Exclude the pictures and retype the entries as written.

Saved data entries:
'''
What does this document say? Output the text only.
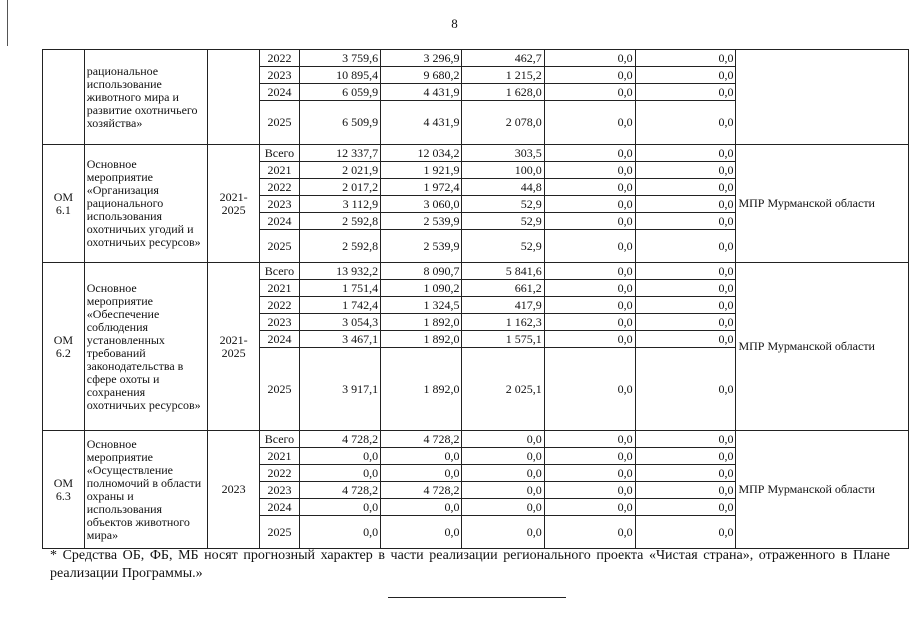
8
	рациональное использование животного мира и развитие охотничьего хозяйства»		2022	3 759,6	3 296,9	462,7	0,0	0,0	
			2023	10 895,4	9 680,2	1 215,2	0,0	0,0	
			2024	6 059,9	4 431,9	1 628,0	0,0	0,0	
			2025	6 509,9	4 431,9	2 078,0	0,0	0,0	
ОМ 6.1	Основное мероприятие «Организация рационального использования охотничьих угодий и охотничьих ресурсов»	2021-2025	Всего	12 337,7	12 034,2	303,5	0,0	0,0	МПР Мурманской области
			2021	2 021,9	1 921,9	100,0	0,0	0,0	
			2022	2 017,2	1 972,4	44,8	0,0	0,0	
			2023	3 112,9	3 060,0	52,9	0,0	0,0	
			2024	2 592,8	2 539,9	52,9	0,0	0,0	
			2025	2 592,8	2 539,9	52,9	0,0	0,0	
ОМ 6.2	Основное мероприятие «Обеспечение соблюдения установленных требований законодательства в сфере охоты и сохранения охотничьих ресурсов»	2021-2025	Всего	13 932,2	8 090,7	5 841,6	0,0	0,0	МПР Мурманской области
			2021	1 751,4	1 090,2	661,2	0,0	0,0	
			2022	1 742,4	1 324,5	417,9	0,0	0,0	
			2023	3 054,3	1 892,0	1 162,3	0,0	0,0	
			2024	3 467,1	1 892,0	1 575,1	0,0	0,0	
			2025	3 917,1	1 892,0	2 025,1	0,0	0,0	
ОМ 6.3	Основное мероприятие «Осуществление полномочий в области охраны и использования объектов животного мира»	2023	Всего	4 728,2	4 728,2	0,0	0,0	0,0	МПР Мурманской области
			2021	0,0	0,0	0,0	0,0	0,0	
			2022	0,0	0,0	0,0	0,0	0,0	
			2023	4 728,2	4 728,2	0,0	0,0	0,0	
			2024	0,0	0,0	0,0	0,0	0,0	
			2025	0,0	0,0	0,0	0,0	0,0	
* Средства ОБ, ФБ, МБ носят прогнозный характер в части реализации регионального проекта «Чистая страна», отраженного в Плане реализации Программы.»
'''
*Expected output*
What does this document say? Output the text only.
8
	рациональное использование животного мира и развитие охотничьего хозяйства»		2022	3 759,6	3 296,9	462,7	0,0	0,0	
			2023	10 895,4	9 680,2	1 215,2	0,0	0,0	
			2024	6 059,9	4 431,9	1 628,0	0,0	0,0	
			2025	6 509,9	4 431,9	2 078,0	0,0	0,0	
ОМ 6.1	Основное мероприятие «Организация рационального использования охотничьих угодий и охотничьих ресурсов»	2021-2025	Всего	12 337,7	12 034,2	303,5	0,0	0,0	МПР Мурманской области
			2021	2 021,9	1 921,9	100,0	0,0	0,0	
			2022	2 017,2	1 972,4	44,8	0,0	0,0	
			2023	3 112,9	3 060,0	52,9	0,0	0,0	
			2024	2 592,8	2 539,9	52,9	0,0	0,0	
			2025	2 592,8	2 539,9	52,9	0,0	0,0	
ОМ 6.2	Основное мероприятие «Обеспечение соблюдения установленных требований законодательства в сфере охоты и сохранения охотничьих ресурсов»	2021-2025	Всего	13 932,2	8 090,7	5 841,6	0,0	0,0	МПР Мурманской области
			2021	1 751,4	1 090,2	661,2	0,0	0,0	
			2022	1 742,4	1 324,5	417,9	0,0	0,0	
			2023	3 054,3	1 892,0	1 162,3	0,0	0,0	
			2024	3 467,1	1 892,0	1 575,1	0,0	0,0	
			2025	3 917,1	1 892,0	2 025,1	0,0	0,0	
ОМ 6.3	Основное мероприятие «Осуществление полномочий в области охраны и использования объектов животного мира»	2023	Всего	4 728,2	4 728,2	0,0	0,0	0,0	МПР Мурманской области
			2021	0,0	0,0	0,0	0,0	0,0	
			2022	0,0	0,0	0,0	0,0	0,0	
			2023	4 728,2	4 728,2	0,0	0,0	0,0	
			2024	0,0	0,0	0,0	0,0	0,0	
			2025	0,0	0,0	0,0	0,0	0,0	
* Средства ОБ, ФБ, МБ носят прогнозный характер в части реализации регионального проекта «Чистая страна», отраженного в Плане реализации Программы.»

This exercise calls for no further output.